## WORK TASK 1
In the article on the leaked database of US car owners, why is it hard to judge how severe the leak's impact will be? Answer in one to three sentences.
## WORK TASK 2
According to the article on the leaked database of US car owners, how many lines of phone numbers does the hacker claim the database contains?
## WORK TASK 3
Extend the article on the leaked database of US car owners, starting after its final sentence.

## DOCUMENT EXTRACT

Beware of the car: database of US car owners released on the DarkNet
Today, CoolTechZone experts discovered that an unknown hacker had put up the data of US car owners for sale on the DarkWeb.
This leak threatens with serious consequences for those who find themselves in this database since the hacker made public all the confidential information, namely:
- car owner addresses
- phone numbers
- place of residence
- information about the car (class, vin, etc.)
Okay, let's figure out what the disclosure of such information is fraught.
The cybercriminal claims the database contains over 266 million lines of car owner phone numbers.
In addition to phone numbers, the database contains all confidential data about car owners, down to the technical characteristics of their car.
The perpetrator also attached a piece of the database for download, and we managed to find out that a lot of the data was already out of date. After looking at the first 100,000 lines, we noticed that the database contains information dated 2000 - 2014, and some of the car's owners may no longer be alive.
Later, an attentive user of the DarkNet forum also noticed that the database was outdated.
Either way, a leaked database can still be dangerous because it contains all data about the car owners.
It is difficult to assess how severe the impact of the leak will be since the data of the published database is out of date. However, some users will still want to acquire such valuable information that can be used for blackmail or other purposes.

## GIVEN RECORDS
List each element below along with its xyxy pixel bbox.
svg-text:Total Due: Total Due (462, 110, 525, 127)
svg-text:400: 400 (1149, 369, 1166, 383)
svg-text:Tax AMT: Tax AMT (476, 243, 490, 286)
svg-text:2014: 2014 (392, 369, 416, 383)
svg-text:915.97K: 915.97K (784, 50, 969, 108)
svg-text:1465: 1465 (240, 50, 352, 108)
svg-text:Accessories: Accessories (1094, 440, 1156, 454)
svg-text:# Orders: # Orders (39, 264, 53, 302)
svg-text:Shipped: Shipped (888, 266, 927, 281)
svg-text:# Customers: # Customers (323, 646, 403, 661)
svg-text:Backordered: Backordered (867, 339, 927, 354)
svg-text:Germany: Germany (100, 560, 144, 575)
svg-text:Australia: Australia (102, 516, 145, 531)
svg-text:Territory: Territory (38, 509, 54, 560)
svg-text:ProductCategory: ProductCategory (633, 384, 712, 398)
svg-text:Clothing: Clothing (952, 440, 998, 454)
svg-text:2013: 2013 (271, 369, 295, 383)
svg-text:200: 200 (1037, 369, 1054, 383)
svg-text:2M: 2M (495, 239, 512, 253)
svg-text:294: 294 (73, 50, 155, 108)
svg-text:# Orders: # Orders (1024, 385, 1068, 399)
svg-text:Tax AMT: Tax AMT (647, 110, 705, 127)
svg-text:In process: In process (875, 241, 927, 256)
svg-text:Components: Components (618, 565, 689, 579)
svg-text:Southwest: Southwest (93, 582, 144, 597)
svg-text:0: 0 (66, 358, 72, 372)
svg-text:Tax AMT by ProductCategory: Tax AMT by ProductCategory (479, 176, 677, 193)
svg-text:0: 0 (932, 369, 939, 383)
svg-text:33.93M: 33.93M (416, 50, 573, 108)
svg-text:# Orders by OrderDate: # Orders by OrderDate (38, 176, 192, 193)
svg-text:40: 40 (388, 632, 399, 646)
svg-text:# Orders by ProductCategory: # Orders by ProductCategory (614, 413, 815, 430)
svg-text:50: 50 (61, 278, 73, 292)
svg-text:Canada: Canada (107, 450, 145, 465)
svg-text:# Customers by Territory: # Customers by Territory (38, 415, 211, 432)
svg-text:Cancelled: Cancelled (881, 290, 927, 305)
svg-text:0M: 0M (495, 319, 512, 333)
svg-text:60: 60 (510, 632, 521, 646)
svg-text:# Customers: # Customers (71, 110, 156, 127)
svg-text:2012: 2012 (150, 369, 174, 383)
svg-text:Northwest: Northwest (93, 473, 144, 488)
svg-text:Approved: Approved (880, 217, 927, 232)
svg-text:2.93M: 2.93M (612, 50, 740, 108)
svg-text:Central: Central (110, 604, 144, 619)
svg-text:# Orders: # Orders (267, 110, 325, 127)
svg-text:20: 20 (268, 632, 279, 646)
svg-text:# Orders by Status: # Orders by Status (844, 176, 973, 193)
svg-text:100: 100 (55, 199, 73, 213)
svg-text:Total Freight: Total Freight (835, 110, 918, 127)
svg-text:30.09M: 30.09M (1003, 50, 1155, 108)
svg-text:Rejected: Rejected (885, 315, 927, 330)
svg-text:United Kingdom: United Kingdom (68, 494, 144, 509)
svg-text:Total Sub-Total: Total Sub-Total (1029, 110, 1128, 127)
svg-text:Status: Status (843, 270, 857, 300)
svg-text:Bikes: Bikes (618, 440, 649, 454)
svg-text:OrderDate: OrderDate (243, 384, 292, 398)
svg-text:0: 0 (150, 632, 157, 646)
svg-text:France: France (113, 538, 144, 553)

## ANSWER AREA 1
It is hard to judge because the published data is out of date. A look at the first 100,000 lines showed information from 2000 to 2014, and some of the owners may no longer be alive.

## ANSWER AREA 2
The hacker claims it contains over 266 million lines of car owner phone numbers.

## ANSWER AREA 3
The hacker accepts payment for the database in cryptocurrency but does not give an exact price for his product. Probably, he will announce a different price to each buyer.
However, despite the outdated data, this is still a serious security threat. I urge you to take care of your Internet security, so let's discuss what you can do to keep your data secret from third parties.
Hackers do not sleep, so I urge you to follow the rules of safety on the Internet. One wrong step − and your data can be put up for sale and transferred to third parties.
So, to ensure maximum online privacy, follow these simple rules:
- Use VPN services. It's the main rule of security because VPN services block traffic and hide your real IP address. VPN apps make you a ninja in dangerous internet space.
- Only use private search engines that do not track your location or collect data about you.
- If your Internet interlocutor asks to transfer money to a bank account or is interested in your place of work and address − immediately stop the correspondence and block the curious interlocutor.